The listing below should be copied in full, word for word.

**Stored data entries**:

= = = = = = =

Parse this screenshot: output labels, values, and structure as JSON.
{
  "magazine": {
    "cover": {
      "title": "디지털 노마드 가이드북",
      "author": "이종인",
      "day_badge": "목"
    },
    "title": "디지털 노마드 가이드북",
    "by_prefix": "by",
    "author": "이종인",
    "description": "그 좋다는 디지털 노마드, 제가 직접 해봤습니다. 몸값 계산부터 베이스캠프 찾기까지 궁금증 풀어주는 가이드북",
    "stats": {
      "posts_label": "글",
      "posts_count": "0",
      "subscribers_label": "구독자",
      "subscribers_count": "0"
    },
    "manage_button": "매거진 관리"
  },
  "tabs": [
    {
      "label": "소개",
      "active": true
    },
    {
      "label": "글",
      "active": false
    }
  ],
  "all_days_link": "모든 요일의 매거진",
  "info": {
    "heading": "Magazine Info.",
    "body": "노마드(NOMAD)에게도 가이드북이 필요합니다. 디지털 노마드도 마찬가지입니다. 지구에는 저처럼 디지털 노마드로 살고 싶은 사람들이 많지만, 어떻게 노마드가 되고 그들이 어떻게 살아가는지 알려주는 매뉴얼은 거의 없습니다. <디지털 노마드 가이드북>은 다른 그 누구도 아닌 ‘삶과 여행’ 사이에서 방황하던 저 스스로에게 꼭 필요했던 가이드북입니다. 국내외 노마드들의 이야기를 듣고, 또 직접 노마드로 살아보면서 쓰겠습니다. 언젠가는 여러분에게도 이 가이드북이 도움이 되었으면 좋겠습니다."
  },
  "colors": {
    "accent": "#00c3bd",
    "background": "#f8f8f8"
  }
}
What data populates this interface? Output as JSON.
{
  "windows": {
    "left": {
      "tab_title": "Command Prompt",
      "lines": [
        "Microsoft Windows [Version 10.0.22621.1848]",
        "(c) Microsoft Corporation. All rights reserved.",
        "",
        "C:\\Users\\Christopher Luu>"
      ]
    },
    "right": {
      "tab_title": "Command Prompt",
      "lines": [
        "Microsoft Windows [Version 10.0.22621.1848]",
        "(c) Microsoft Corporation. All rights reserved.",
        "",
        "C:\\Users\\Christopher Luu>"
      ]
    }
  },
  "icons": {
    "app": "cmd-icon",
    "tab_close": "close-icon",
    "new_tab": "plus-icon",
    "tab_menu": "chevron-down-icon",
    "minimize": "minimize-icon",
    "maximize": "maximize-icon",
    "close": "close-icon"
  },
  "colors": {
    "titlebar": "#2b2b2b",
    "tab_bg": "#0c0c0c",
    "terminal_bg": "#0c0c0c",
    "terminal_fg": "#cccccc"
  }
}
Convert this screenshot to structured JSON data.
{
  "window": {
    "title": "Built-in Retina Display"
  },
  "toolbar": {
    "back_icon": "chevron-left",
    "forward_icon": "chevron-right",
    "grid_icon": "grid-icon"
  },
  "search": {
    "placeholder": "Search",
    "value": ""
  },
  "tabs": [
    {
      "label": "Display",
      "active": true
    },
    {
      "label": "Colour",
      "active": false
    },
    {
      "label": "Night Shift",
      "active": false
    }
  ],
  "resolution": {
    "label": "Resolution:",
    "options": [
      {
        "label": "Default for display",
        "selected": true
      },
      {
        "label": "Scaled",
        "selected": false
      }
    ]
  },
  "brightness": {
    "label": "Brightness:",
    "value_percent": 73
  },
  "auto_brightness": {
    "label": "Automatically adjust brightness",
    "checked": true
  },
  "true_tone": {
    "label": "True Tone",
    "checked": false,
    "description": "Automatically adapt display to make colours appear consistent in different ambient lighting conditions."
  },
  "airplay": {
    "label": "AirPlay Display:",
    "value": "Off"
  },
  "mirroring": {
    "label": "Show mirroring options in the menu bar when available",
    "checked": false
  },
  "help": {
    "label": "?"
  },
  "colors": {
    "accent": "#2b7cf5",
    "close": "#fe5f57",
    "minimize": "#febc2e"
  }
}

= = = = = = =

**SOLVED PROBLEM**:
Parse this screenshot: output labels, values, and structure as JSON.
{
  "magazine": {
    "cover": {
      "title": "디지털 노마드 가이드북",
      "author": "이종인",
      "day_badge": "목"
    },
    "title": "디지털 노마드 가이드북",
    "by_prefix": "by",
    "author": "이종인",
    "description": "그 좋다는 디지털 노마드, 제가 직접 해봤습니다. 몸값 계산부터 베이스캠프 찾기까지 궁금증 풀어주는 가이드북",
    "stats": {
      "posts_label": "글",
      "posts_count": "0",
      "subscribers_label": "구독자",
      "subscribers_count": "0"
    },
    "manage_button": "매거진 관리"
  },
  "tabs": [
    {
      "label": "소개",
      "active": true
    },
    {
      "label": "글",
      "active": false
    }
  ],
  "all_days_link": "모든 요일의 매거진",
  "info": {
    "heading": "Magazine Info.",
    "body": "노마드(NOMAD)에게도 가이드북이 필요합니다. 디지털 노마드도 마찬가지입니다. 지구에는 저처럼 디지털 노마드로 살고 싶은 사람들이 많지만, 어떻게 노마드가 되고 그들이 어떻게 살아가는지 알려주는 매뉴얼은 거의 없습니다. <디지털 노마드 가이드북>은 다른 그 누구도 아닌 ‘삶과 여행’ 사이에서 방황하던 저 스스로에게 꼭 필요했던 가이드북입니다. 국내외 노마드들의 이야기를 듣고, 또 직접 노마드로 살아보면서 쓰겠습니다. 언젠가는 여러분에게도 이 가이드북이 도움이 되었으면 좋겠습니다."
  },
  "colors": {
    "accent": "#00c3bd",
    "background": "#f8f8f8"
  }
}
What data populates this interface? Output as JSON.
{
  "windows": {
    "left": {
      "tab_title": "Command Prompt",
      "lines": [
        "Microsoft Windows [Version 10.0.22621.1848]",
        "(c) Microsoft Corporation. All rights reserved.",
        "",
        "C:\\Users\\Christopher Luu>"
      ]
    },
    "right": {
      "tab_title": "Command Prompt",
      "lines": [
        "Microsoft Windows [Version 10.0.22621.1848]",
        "(c) Microsoft Corporation. All rights reserved.",
        "",
        "C:\\Users\\Christopher Luu>"
      ]
    }
  },
  "icons": {
    "app": "cmd-icon",
    "tab_close": "close-icon",
    "new_tab": "plus-icon",
    "tab_menu": "chevron-down-icon",
    "minimize": "minimize-icon",
    "maximize": "maximize-icon",
    "close": "close-icon"
  },
  "colors": {
    "titlebar": "#2b2b2b",
    "tab_bg": "#0c0c0c",
    "terminal_bg": "#0c0c0c",
    "terminal_fg": "#cccccc"
  }
}
Convert this screenshot to structured JSON data.
{
  "window": {
    "title": "Built-in Retina Display"
  },
  "toolbar": {
    "back_icon": "chevron-left",
    "forward_icon": "chevron-right",
    "grid_icon": "grid-icon"
  },
  "search": {
    "placeholder": "Search",
    "value": ""
  },
  "tabs": [
    {
      "label": "Display",
      "active": true
    },
    {
      "label": "Colour",
      "active": false
    },
    {
      "label": "Night Shift",
      "active": false
    }
  ],
  "resolution": {
    "label": "Resolution:",
    "options": [
      {
        "label": "Default for display",
        "selected": true
      },
      {
        "label": "Scaled",
        "selected": false
      }
    ]
  },
  "brightness": {
    "label": "Brightness:",
    "value_percent": 73
  },
  "auto_brightness": {
    "label": "Automatically adjust brightness",
    "checked": true
  },
  "true_tone": {
    "label": "True Tone",
    "checked": false,
    "description": "Automatically adapt display to make colours appear consistent in different ambient lighting conditions."
  },
  "airplay": {
    "label": "AirPlay Display:",
    "value": "Off"
  },
  "mirroring": {
    "label": "Show mirroring options in the menu bar when available",
    "checked": false
  },
  "help": {
    "label": "?"
  },
  "colors": {
    "accent": "#2b7cf5",
    "close": "#fe5f57",
    "minimize": "#febc2e"
  }
}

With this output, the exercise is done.